§ **DIRECTION**: Make a verbatim copy of the entries below; pictures stay out.

[Collected data]
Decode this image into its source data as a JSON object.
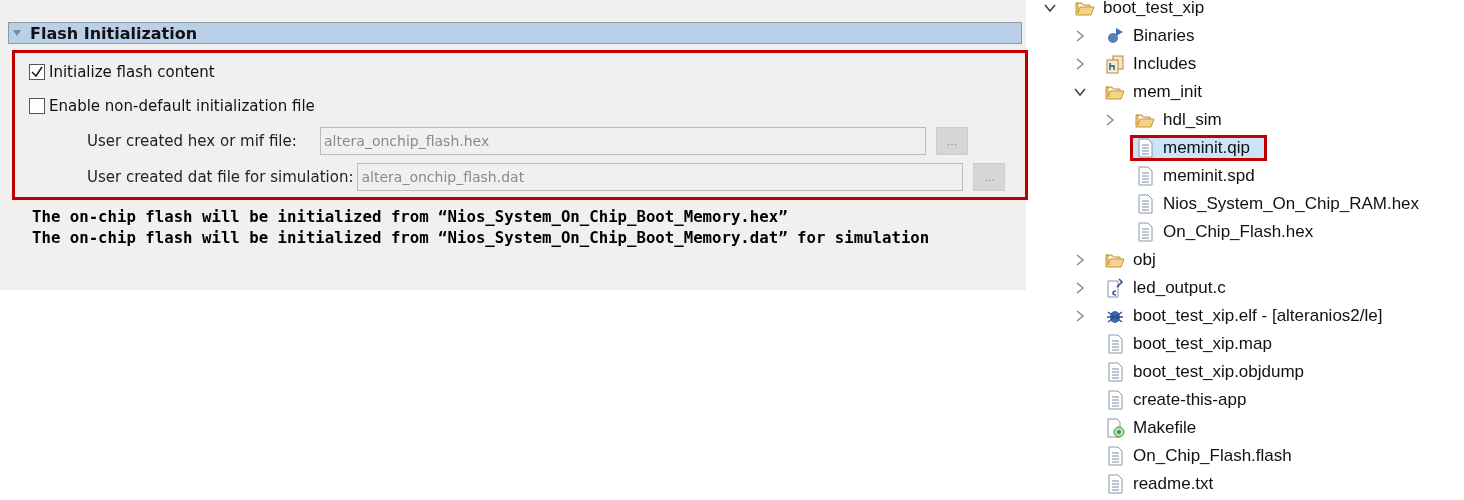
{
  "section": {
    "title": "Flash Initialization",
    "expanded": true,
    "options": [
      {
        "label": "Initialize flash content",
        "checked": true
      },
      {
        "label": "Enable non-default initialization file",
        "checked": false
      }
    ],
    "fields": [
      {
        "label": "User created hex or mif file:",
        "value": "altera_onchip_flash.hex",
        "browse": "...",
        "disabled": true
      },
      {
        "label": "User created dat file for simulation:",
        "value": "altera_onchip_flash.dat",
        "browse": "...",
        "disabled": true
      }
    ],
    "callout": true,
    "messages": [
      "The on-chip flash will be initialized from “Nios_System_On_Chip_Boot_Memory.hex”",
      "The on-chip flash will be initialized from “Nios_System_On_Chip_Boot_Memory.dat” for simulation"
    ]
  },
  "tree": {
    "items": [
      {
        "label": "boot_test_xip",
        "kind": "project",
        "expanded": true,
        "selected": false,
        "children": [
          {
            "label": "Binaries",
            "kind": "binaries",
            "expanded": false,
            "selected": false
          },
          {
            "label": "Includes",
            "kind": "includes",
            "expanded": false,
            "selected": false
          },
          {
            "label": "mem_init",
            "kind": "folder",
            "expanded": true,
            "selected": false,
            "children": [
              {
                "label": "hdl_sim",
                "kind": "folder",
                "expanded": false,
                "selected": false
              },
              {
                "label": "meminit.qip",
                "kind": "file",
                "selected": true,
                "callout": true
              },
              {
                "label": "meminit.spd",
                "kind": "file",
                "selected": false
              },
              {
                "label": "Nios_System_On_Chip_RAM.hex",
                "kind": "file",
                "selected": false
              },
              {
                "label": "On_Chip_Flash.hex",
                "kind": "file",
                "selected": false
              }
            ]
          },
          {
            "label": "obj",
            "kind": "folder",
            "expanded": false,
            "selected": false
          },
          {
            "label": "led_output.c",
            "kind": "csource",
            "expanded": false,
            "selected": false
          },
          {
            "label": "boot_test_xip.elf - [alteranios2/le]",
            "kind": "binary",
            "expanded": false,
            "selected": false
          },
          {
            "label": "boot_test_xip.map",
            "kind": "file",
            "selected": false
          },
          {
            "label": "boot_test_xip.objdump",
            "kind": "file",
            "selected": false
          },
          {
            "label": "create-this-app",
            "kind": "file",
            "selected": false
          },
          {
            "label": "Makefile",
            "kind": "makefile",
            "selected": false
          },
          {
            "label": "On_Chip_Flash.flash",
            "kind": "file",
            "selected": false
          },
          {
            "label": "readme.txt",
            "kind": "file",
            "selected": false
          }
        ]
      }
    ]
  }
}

§ **SOLUTION TO THIS PROBLEM**:
Decode this image into its source data as a JSON object.
{
  "section": {
    "title": "Flash Initialization",
    "expanded": true,
    "options": [
      {
        "label": "Initialize flash content",
        "checked": true
      },
      {
        "label": "Enable non-default initialization file",
        "checked": false
      }
    ],
    "fields": [
      {
        "label": "User created hex or mif file:",
        "value": "altera_onchip_flash.hex",
        "browse": "...",
        "disabled": true
      },
      {
        "label": "User created dat file for simulation:",
        "value": "altera_onchip_flash.dat",
        "browse": "...",
        "disabled": true
      }
    ],
    "callout": true,
    "messages": [
      "The on-chip flash will be initialized from “Nios_System_On_Chip_Boot_Memory.hex”",
      "The on-chip flash will be initialized from “Nios_System_On_Chip_Boot_Memory.dat” for simulation"
    ]
  },
  "tree": {
    "items": [
      {
        "label": "boot_test_xip",
        "kind": "project",
        "expanded": true,
        "selected": false,
        "children": [
          {
            "label": "Binaries",
            "kind": "binaries",
            "expanded": false,
            "selected": false
          },
          {
            "label": "Includes",
            "kind": "includes",
            "expanded": false,
            "selected": false
          },
          {
            "label": "mem_init",
            "kind": "folder",
            "expanded": true,
            "selected": false,
            "children": [
              {
                "label": "hdl_sim",
                "kind": "folder",
                "expanded": false,
                "selected": false
              },
              {
                "label": "meminit.qip",
                "kind": "file",
                "selected": true,
                "callout": true
              },
              {
                "label": "meminit.spd",
                "kind": "file",
                "selected": false
              },
              {
                "label": "Nios_System_On_Chip_RAM.hex",
                "kind": "file",
                "selected": false
              },
              {
                "label": "On_Chip_Flash.hex",
                "kind": "file",
                "selected": false
              }
            ]
          },
          {
            "label": "obj",
            "kind": "folder",
            "expanded": false,
            "selected": false
          },
          {
            "label": "led_output.c",
            "kind": "csource",
            "expanded": false,
            "selected": false
          },
          {
            "label": "boot_test_xip.elf - [alteranios2/le]",
            "kind": "binary",
            "expanded": false,
            "selected": false
          },
          {
            "label": "boot_test_xip.map",
            "kind": "file",
            "selected": false
          },
          {
            "label": "boot_test_xip.objdump",
            "kind": "file",
            "selected": false
          },
          {
            "label": "create-this-app",
            "kind": "file",
            "selected": false
          },
          {
            "label": "Makefile",
            "kind": "makefile",
            "selected": false
          },
          {
            "label": "On_Chip_Flash.flash",
            "kind": "file",
            "selected": false
          },
          {
            "label": "readme.txt",
            "kind": "file",
            "selected": false
          }
        ]
      }
    ]
  }
}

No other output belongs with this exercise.